Material supplied:
────────────────────────────────────────
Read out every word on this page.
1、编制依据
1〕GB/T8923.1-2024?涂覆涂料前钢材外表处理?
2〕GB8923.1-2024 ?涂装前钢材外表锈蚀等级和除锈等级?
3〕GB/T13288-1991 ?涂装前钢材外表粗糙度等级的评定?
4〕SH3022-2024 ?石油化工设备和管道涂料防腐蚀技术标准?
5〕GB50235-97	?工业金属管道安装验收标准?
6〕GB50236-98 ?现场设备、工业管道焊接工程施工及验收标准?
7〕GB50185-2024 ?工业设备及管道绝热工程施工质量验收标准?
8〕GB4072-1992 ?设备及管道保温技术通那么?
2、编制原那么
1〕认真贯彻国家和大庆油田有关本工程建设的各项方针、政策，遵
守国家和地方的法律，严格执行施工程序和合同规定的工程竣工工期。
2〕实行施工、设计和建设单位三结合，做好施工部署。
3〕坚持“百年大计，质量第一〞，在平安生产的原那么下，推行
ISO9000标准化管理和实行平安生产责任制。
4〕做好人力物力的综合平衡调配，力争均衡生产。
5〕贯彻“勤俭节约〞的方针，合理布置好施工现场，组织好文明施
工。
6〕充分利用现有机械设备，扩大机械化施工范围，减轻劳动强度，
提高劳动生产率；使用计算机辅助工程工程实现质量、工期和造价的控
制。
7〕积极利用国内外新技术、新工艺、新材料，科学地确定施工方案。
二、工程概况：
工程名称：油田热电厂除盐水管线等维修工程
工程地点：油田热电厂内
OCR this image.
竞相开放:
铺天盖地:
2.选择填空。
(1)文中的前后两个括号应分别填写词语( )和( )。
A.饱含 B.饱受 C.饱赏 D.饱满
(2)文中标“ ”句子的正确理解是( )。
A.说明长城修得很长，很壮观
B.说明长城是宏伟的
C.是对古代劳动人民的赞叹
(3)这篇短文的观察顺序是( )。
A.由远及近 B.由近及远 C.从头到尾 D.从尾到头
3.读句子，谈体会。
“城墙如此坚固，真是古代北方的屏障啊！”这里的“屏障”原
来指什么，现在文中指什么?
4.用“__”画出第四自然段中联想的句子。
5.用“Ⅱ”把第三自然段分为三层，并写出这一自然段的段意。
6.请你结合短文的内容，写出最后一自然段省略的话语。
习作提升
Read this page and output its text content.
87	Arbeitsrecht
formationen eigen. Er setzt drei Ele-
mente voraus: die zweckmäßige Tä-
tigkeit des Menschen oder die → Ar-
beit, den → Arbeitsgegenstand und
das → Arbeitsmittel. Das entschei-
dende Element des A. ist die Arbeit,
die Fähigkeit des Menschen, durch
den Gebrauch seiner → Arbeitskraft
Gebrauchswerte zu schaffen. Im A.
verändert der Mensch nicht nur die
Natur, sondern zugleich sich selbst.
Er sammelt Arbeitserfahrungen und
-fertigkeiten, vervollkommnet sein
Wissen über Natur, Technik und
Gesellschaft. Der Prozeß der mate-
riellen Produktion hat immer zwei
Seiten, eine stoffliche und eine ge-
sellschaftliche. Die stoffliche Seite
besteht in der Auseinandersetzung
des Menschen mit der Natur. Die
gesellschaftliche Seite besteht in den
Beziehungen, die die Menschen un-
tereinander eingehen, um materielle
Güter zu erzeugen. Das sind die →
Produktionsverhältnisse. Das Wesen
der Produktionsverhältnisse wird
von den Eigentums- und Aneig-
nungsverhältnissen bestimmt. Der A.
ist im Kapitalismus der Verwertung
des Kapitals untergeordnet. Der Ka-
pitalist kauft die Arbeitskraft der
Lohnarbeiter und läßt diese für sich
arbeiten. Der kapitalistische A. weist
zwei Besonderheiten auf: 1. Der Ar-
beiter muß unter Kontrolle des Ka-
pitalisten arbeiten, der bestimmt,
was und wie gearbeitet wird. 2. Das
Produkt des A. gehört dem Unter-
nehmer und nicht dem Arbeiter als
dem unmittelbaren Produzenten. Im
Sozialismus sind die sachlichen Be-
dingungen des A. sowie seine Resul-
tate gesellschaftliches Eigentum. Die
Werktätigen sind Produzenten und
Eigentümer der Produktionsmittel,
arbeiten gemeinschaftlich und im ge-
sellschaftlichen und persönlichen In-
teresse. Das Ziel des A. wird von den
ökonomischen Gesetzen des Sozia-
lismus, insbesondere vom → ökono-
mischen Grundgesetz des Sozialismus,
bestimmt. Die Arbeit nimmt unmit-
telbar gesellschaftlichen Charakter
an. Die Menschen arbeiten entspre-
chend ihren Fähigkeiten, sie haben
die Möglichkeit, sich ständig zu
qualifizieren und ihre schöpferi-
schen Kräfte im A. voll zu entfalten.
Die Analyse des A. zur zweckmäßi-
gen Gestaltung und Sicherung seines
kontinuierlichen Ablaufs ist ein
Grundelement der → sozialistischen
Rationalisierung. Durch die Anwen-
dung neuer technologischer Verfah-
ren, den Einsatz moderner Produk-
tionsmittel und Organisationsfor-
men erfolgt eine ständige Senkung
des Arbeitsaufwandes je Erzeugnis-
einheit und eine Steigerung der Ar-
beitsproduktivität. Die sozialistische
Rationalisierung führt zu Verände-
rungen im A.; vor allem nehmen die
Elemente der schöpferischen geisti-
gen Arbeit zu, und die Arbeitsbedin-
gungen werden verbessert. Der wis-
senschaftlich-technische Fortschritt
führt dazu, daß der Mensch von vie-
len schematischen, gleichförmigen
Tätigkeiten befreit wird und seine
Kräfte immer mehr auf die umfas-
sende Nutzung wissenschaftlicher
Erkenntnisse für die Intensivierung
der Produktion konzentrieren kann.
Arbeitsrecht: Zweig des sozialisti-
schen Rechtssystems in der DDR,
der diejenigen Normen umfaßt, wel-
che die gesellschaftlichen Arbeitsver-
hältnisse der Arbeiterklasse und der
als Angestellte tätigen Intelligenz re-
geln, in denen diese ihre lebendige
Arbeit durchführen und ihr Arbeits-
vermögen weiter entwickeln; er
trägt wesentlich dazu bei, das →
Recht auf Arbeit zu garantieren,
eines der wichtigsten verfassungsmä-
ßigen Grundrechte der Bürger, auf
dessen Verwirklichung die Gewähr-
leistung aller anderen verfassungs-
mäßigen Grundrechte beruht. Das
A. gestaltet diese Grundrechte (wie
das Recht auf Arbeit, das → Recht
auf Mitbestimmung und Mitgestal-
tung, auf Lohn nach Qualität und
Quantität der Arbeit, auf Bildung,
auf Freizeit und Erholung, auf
────────────────────────────────────────
What you have to do: Your task is to gather every line with the word "sind" and copy it.

Reply:
Güter zu erzeugen. Das sind die →
Sozialismus sind die sachlichen Be-
Werktätigen sind Produzenten und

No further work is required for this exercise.